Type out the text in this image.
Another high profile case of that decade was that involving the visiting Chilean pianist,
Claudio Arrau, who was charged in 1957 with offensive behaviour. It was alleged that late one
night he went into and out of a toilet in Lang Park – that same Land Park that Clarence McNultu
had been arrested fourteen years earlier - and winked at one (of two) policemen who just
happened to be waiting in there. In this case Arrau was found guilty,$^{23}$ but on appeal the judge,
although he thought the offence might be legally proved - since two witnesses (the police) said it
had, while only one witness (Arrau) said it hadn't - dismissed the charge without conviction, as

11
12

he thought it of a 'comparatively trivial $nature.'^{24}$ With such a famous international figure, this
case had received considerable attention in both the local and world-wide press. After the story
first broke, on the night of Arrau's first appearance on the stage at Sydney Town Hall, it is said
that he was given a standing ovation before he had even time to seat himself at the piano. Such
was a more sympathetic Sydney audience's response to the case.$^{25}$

What you need to do: Go through the listing and copy all of it exactly.

Complete output:
Type out the text in this image.
Another high profile case of that decade was that involving the visiting Chilean pianist,
Claudio Arrau, who was charged in 1957 with offensive behaviour. It was alleged that late one
night he went into and out of a toilet in Lang Park – that same Land Park that Clarence McNultu
had been arrested fourteen years earlier - and winked at one (of two) policemen who just
happened to be waiting in there. In this case Arrau was found guilty,$^{23}$ but on appeal the judge,
although he thought the offence might be legally proved - since two witnesses (the police) said it
had, while only one witness (Arrau) said it hadn't - dismissed the charge without conviction, as

11
12

he thought it of a 'comparatively trivial $nature.'^{24}$ With such a famous international figure, this
case had received considerable attention in both the local and world-wide press. After the story
first broke, on the night of Arrau's first appearance on the stage at Sydney Town Hall, it is said
that he was given a standing ovation before he had even time to seat himself at the piano. Such
was a more sympathetic Sydney audience's response to the case.$^{25}$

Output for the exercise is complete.